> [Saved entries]
[start]
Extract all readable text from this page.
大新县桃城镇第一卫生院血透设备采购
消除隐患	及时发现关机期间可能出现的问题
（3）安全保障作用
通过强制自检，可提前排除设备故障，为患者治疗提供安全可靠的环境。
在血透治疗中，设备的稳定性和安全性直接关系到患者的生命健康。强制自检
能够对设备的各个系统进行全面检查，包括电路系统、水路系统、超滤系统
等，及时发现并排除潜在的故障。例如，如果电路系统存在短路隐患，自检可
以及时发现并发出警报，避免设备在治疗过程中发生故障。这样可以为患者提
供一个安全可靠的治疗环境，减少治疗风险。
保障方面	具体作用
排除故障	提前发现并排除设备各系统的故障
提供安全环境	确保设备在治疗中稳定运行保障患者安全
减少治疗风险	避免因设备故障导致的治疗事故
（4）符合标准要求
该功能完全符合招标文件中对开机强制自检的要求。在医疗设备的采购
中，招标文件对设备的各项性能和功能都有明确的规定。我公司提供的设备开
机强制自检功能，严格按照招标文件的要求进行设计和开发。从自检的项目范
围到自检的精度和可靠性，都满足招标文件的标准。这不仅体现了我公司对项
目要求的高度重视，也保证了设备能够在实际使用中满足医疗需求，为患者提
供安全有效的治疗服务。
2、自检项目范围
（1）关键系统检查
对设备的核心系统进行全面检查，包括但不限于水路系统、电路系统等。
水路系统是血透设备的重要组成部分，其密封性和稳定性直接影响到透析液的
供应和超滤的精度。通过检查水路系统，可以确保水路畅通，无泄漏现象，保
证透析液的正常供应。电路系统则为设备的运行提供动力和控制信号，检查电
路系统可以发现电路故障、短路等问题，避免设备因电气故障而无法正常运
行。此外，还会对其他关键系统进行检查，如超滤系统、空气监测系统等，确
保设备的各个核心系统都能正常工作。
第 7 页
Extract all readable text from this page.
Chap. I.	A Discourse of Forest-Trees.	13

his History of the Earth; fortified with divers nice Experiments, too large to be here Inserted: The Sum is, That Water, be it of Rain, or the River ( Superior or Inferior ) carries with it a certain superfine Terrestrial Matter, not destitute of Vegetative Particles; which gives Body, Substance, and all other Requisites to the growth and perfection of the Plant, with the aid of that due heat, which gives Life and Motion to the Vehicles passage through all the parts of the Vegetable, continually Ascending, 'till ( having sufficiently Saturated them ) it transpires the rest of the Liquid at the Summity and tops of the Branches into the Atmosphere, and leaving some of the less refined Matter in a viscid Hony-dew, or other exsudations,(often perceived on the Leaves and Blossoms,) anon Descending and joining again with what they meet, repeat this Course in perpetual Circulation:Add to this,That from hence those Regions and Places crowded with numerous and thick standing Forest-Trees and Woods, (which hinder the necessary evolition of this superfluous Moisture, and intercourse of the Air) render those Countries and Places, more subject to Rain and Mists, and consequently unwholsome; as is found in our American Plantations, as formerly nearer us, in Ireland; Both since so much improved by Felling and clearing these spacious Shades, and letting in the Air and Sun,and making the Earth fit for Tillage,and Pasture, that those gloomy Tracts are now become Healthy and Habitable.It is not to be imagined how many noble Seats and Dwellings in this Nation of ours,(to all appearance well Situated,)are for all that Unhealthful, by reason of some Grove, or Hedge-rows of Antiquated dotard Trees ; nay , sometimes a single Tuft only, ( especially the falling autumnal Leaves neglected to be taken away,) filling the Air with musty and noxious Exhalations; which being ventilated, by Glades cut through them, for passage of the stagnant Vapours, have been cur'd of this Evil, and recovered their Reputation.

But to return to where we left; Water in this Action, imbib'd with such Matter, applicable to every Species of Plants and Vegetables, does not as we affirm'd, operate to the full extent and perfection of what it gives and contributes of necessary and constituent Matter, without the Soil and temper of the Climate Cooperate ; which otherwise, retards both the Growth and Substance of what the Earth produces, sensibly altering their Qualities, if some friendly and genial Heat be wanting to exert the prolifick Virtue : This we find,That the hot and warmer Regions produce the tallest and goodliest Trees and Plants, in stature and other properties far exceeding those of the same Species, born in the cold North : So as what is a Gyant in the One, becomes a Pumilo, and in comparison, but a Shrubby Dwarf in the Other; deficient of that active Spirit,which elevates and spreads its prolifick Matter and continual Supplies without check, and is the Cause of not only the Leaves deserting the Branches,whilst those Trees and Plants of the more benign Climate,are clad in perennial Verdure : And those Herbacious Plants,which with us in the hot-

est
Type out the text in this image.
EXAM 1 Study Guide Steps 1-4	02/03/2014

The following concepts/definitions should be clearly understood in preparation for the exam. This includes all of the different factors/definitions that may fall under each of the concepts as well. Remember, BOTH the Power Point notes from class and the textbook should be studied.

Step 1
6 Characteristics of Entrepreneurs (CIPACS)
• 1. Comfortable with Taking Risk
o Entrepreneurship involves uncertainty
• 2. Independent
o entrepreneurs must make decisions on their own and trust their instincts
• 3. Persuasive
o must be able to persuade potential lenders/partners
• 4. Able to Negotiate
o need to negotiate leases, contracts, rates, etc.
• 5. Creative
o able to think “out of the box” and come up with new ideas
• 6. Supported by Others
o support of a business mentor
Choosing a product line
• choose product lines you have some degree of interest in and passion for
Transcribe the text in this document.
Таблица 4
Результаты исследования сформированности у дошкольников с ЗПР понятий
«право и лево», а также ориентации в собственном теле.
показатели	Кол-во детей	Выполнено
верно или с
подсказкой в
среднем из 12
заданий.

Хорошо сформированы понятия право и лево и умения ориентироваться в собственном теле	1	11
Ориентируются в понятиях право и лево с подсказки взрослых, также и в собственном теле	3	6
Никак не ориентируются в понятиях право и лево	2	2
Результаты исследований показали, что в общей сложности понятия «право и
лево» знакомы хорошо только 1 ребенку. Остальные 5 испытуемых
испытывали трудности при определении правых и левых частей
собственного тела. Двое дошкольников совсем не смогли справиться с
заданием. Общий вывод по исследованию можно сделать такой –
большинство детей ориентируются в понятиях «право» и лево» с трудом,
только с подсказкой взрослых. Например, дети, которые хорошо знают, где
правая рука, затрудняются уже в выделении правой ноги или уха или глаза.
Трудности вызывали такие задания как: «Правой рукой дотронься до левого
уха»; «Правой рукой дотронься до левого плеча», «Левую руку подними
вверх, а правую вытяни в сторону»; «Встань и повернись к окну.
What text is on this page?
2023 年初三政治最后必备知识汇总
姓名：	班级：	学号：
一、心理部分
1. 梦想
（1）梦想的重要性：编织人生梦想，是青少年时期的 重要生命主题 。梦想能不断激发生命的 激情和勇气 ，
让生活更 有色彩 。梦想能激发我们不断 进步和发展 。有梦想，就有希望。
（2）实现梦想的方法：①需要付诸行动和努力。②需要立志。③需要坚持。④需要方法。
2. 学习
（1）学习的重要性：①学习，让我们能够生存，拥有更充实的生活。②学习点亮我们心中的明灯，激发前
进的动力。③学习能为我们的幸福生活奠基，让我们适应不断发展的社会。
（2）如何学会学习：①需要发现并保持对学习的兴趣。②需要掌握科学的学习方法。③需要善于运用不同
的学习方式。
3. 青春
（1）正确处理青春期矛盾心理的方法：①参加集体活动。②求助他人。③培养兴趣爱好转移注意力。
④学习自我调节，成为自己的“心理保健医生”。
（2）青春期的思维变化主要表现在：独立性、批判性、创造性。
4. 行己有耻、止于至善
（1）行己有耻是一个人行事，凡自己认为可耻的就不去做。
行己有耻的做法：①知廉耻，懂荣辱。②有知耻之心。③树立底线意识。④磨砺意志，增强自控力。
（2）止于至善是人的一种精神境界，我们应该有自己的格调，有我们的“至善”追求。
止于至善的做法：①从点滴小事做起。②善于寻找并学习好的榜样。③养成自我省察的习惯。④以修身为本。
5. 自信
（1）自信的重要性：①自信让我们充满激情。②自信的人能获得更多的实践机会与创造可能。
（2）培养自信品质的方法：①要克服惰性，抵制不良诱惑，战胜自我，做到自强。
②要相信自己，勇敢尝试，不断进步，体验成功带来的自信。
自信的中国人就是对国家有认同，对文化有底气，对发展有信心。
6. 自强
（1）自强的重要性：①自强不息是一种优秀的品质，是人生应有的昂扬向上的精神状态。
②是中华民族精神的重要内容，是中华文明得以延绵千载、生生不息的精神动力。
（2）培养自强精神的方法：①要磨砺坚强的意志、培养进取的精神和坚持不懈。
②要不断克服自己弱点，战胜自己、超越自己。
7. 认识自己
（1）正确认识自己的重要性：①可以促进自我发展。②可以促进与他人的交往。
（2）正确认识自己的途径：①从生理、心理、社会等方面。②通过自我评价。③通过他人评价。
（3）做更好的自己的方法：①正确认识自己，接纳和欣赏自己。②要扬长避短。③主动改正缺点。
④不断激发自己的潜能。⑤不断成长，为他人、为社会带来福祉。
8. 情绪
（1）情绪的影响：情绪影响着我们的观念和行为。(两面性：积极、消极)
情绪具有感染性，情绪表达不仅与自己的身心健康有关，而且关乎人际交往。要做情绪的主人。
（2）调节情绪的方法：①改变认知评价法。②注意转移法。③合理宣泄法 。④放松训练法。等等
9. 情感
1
[end]
> [Exercise] From the entries above, extract each line containing "Результаты".

> [Expected answer]
Результаты исследования сформированности у дошкольников с ЗПР понятий
Результаты исследований показали, что в общей сложности понятия «право и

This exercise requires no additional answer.